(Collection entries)
· · · · · · ·

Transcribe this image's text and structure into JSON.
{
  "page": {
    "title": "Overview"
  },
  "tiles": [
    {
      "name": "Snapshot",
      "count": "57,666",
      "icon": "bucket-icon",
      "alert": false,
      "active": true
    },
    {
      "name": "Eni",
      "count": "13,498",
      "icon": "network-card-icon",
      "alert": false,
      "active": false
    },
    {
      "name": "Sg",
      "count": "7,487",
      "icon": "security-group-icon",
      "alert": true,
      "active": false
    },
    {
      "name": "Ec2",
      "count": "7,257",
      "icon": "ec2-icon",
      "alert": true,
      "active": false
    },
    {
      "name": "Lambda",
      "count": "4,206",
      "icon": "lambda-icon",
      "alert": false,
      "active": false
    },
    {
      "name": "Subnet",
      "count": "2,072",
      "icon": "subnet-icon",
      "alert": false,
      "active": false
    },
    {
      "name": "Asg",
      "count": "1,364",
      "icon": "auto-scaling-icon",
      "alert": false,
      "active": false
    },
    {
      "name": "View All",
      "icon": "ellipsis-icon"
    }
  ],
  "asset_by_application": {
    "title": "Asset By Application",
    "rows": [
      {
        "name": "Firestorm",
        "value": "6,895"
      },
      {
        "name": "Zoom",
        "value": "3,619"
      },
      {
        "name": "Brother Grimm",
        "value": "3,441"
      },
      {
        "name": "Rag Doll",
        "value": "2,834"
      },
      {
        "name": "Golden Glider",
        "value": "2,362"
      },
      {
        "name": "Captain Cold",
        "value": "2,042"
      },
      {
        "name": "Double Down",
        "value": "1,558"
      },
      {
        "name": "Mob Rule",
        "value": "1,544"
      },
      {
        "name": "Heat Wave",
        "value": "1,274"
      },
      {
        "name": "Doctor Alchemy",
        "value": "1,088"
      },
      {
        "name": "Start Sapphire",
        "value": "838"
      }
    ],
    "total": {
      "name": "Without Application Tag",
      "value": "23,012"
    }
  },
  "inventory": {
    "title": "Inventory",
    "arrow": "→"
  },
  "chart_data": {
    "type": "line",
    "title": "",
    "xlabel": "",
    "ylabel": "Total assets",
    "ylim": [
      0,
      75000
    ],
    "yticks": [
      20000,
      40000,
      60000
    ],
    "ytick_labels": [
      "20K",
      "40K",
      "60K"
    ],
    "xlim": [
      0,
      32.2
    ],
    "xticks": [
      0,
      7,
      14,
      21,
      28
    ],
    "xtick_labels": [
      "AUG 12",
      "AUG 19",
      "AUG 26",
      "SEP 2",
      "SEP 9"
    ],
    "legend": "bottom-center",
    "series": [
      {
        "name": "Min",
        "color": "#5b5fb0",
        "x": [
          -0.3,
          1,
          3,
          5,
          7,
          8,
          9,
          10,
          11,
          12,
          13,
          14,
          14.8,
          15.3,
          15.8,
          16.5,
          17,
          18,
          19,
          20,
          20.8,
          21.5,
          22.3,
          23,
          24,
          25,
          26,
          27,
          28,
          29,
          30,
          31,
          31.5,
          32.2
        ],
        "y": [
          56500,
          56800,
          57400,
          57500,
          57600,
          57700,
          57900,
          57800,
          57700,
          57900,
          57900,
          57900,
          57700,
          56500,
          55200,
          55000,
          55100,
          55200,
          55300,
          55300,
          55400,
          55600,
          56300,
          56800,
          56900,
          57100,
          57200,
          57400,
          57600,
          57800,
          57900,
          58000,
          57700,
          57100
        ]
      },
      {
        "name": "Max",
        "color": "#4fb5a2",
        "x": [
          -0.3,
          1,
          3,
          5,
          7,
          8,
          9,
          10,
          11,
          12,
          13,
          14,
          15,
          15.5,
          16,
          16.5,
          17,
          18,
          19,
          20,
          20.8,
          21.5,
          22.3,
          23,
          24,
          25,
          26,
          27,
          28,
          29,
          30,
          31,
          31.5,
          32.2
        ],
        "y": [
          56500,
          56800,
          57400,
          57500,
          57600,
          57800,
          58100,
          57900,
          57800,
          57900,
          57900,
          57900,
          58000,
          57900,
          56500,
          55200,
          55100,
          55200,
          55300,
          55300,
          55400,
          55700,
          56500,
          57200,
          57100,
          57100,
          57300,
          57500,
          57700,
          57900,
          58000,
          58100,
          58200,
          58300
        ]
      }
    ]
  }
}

· · · · · · ·

» **TASK DESCRIPTION**
Your task is to retype all the records above with nothing left out.

» **RESULT FOR THIS TASK**
Transcribe this image's text and structure into JSON.
{
  "page": {
    "title": "Overview"
  },
  "tiles": [
    {
      "name": "Snapshot",
      "count": "57,666",
      "icon": "bucket-icon",
      "alert": false,
      "active": true
    },
    {
      "name": "Eni",
      "count": "13,498",
      "icon": "network-card-icon",
      "alert": false,
      "active": false
    },
    {
      "name": "Sg",
      "count": "7,487",
      "icon": "security-group-icon",
      "alert": true,
      "active": false
    },
    {
      "name": "Ec2",
      "count": "7,257",
      "icon": "ec2-icon",
      "alert": true,
      "active": false
    },
    {
      "name": "Lambda",
      "count": "4,206",
      "icon": "lambda-icon",
      "alert": false,
      "active": false
    },
    {
      "name": "Subnet",
      "count": "2,072",
      "icon": "subnet-icon",
      "alert": false,
      "active": false
    },
    {
      "name": "Asg",
      "count": "1,364",
      "icon": "auto-scaling-icon",
      "alert": false,
      "active": false
    },
    {
      "name": "View All",
      "icon": "ellipsis-icon"
    }
  ],
  "asset_by_application": {
    "title": "Asset By Application",
    "rows": [
      {
        "name": "Firestorm",
        "value": "6,895"
      },
      {
        "name": "Zoom",
        "value": "3,619"
      },
      {
        "name": "Brother Grimm",
        "value": "3,441"
      },
      {
        "name": "Rag Doll",
        "value": "2,834"
      },
      {
        "name": "Golden Glider",
        "value": "2,362"
      },
      {
        "name": "Captain Cold",
        "value": "2,042"
      },
      {
        "name": "Double Down",
        "value": "1,558"
      },
      {
        "name": "Mob Rule",
        "value": "1,544"
      },
      {
        "name": "Heat Wave",
        "value": "1,274"
      },
      {
        "name": "Doctor Alchemy",
        "value": "1,088"
      },
      {
        "name": "Start Sapphire",
        "value": "838"
      }
    ],
    "total": {
      "name": "Without Application Tag",
      "value": "23,012"
    }
  },
  "inventory": {
    "title": "Inventory",
    "arrow": "→"
  },
  "chart_data": {
    "type": "line",
    "title": "",
    "xlabel": "",
    "ylabel": "Total assets",
    "ylim": [
      0,
      75000
    ],
    "yticks": [
      20000,
      40000,
      60000
    ],
    "ytick_labels": [
      "20K",
      "40K",
      "60K"
    ],
    "xlim": [
      0,
      32.2
    ],
    "xticks": [
      0,
      7,
      14,
      21,
      28
    ],
    "xtick_labels": [
      "AUG 12",
      "AUG 19",
      "AUG 26",
      "SEP 2",
      "SEP 9"
    ],
    "legend": "bottom-center",
    "series": [
      {
        "name": "Min",
        "color": "#5b5fb0",
        "x": [
          -0.3,
          1,
          3,
          5,
          7,
          8,
          9,
          10,
          11,
          12,
          13,
          14,
          14.8,
          15.3,
          15.8,
          16.5,
          17,
          18,
          19,
          20,
          20.8,
          21.5,
          22.3,
          23,
          24,
          25,
          26,
          27,
          28,
          29,
          30,
          31,
          31.5,
          32.2
        ],
        "y": [
          56500,
          56800,
          57400,
          57500,
          57600,
          57700,
          57900,
          57800,
          57700,
          57900,
          57900,
          57900,
          57700,
          56500,
          55200,
          55000,
          55100,
          55200,
          55300,
          55300,
          55400,
          55600,
          56300,
          56800,
          56900,
          57100,
          57200,
          57400,
          57600,
          57800,
          57900,
          58000,
          57700,
          57100
        ]
      },
      {
        "name": "Max",
        "color": "#4fb5a2",
        "x": [
          -0.3,
          1,
          3,
          5,
          7,
          8,
          9,
          10,
          11,
          12,
          13,
          14,
          15,
          15.5,
          16,
          16.5,
          17,
          18,
          19,
          20,
          20.8,
          21.5,
          22.3,
          23,
          24,
          25,
          26,
          27,
          28,
          29,
          30,
          31,
          31.5,
          32.2
        ],
        "y": [
          56500,
          56800,
          57400,
          57500,
          57600,
          57800,
          58100,
          57900,
          57800,
          57900,
          57900,
          57900,
          58000,
          57900,
          56500,
          55200,
          55100,
          55200,
          55300,
          55300,
          55400,
          55700,
          56500,
          57200,
          57100,
          57100,
          57300,
          57500,
          57700,
          57900,
          58000,
          58100,
          58200,
          58300
        ]
      }
    ]
  }
}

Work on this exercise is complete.